# LISTED RECORDS start

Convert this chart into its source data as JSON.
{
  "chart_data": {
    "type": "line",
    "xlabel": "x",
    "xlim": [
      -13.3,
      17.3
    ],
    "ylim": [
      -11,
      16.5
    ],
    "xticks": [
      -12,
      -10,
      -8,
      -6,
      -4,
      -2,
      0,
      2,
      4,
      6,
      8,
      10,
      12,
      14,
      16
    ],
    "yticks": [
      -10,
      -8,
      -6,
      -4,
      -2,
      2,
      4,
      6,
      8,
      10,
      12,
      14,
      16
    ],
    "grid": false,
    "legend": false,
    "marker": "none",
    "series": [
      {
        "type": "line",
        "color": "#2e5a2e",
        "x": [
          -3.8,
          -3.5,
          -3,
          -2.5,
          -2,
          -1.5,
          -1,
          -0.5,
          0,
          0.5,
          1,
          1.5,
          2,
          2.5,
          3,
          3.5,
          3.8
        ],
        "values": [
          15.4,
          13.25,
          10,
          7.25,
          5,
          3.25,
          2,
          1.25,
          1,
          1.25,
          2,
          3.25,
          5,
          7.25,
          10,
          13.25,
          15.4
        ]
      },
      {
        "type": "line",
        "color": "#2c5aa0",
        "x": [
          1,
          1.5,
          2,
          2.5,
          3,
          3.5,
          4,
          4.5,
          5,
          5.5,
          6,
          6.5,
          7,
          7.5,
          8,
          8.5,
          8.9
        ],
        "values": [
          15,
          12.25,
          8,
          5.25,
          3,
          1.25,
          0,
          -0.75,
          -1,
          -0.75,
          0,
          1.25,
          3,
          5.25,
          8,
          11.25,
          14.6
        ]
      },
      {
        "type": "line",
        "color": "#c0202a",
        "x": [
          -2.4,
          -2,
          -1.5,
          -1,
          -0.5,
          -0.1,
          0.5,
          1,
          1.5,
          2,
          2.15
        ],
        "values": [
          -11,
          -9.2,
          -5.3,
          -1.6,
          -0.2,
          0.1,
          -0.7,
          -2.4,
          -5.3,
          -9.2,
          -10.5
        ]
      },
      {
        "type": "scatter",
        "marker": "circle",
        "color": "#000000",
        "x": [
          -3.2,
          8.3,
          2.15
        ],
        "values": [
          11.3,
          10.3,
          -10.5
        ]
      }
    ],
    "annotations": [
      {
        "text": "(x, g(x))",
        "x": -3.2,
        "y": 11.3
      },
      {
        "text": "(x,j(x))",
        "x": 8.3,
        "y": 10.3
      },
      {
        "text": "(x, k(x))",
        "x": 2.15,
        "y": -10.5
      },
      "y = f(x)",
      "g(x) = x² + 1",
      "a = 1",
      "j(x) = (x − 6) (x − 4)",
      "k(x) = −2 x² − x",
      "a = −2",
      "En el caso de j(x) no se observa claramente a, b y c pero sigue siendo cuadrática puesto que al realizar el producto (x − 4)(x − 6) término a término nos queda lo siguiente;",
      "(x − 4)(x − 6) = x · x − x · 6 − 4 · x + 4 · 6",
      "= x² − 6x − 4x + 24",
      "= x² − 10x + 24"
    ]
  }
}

# LISTED RECORDS end

* EXERCISE AIM:
Output all of the data again, exactly.

* EXERCISE RESPONSE:
Convert this chart into its source data as JSON.
{
  "chart_data": {
    "type": "line",
    "xlabel": "x",
    "xlim": [
      -13.3,
      17.3
    ],
    "ylim": [
      -11,
      16.5
    ],
    "xticks": [
      -12,
      -10,
      -8,
      -6,
      -4,
      -2,
      0,
      2,
      4,
      6,
      8,
      10,
      12,
      14,
      16
    ],
    "yticks": [
      -10,
      -8,
      -6,
      -4,
      -2,
      2,
      4,
      6,
      8,
      10,
      12,
      14,
      16
    ],
    "grid": false,
    "legend": false,
    "marker": "none",
    "series": [
      {
        "type": "line",
        "color": "#2e5a2e",
        "x": [
          -3.8,
          -3.5,
          -3,
          -2.5,
          -2,
          -1.5,
          -1,
          -0.5,
          0,
          0.5,
          1,
          1.5,
          2,
          2.5,
          3,
          3.5,
          3.8
        ],
        "values": [
          15.4,
          13.25,
          10,
          7.25,
          5,
          3.25,
          2,
          1.25,
          1,
          1.25,
          2,
          3.25,
          5,
          7.25,
          10,
          13.25,
          15.4
        ]
      },
      {
        "type": "line",
        "color": "#2c5aa0",
        "x": [
          1,
          1.5,
          2,
          2.5,
          3,
          3.5,
          4,
          4.5,
          5,
          5.5,
          6,
          6.5,
          7,
          7.5,
          8,
          8.5,
          8.9
        ],
        "values": [
          15,
          12.25,
          8,
          5.25,
          3,
          1.25,
          0,
          -0.75,
          -1,
          -0.75,
          0,
          1.25,
          3,
          5.25,
          8,
          11.25,
          14.6
        ]
      },
      {
        "type": "line",
        "color": "#c0202a",
        "x": [
          -2.4,
          -2,
          -1.5,
          -1,
          -0.5,
          -0.1,
          0.5,
          1,
          1.5,
          2,
          2.15
        ],
        "values": [
          -11,
          -9.2,
          -5.3,
          -1.6,
          -0.2,
          0.1,
          -0.7,
          -2.4,
          -5.3,
          -9.2,
          -10.5
        ]
      },
      {
        "type": "scatter",
        "marker": "circle",
        "color": "#000000",
        "x": [
          -3.2,
          8.3,
          2.15
        ],
        "values": [
          11.3,
          10.3,
          -10.5
        ]
      }
    ],
    "annotations": [
      {
        "text": "(x, g(x))",
        "x": -3.2,
        "y": 11.3
      },
      {
        "text": "(x,j(x))",
        "x": 8.3,
        "y": 10.3
      },
      {
        "text": "(x, k(x))",
        "x": 2.15,
        "y": -10.5
      },
      "y = f(x)",
      "g(x) = x² + 1",
      "a = 1",
      "j(x) = (x − 6) (x − 4)",
      "k(x) = −2 x² − x",
      "a = −2",
      "En el caso de j(x) no se observa claramente a, b y c pero sigue siendo cuadrática puesto que al realizar el producto (x − 4)(x − 6) término a término nos queda lo siguiente;",
      "(x − 4)(x − 6) = x · x − x · 6 − 4 · x + 4 · 6",
      "= x² − 6x − 4x + 24",
      "= x² − 10x + 24"
    ]
  }
}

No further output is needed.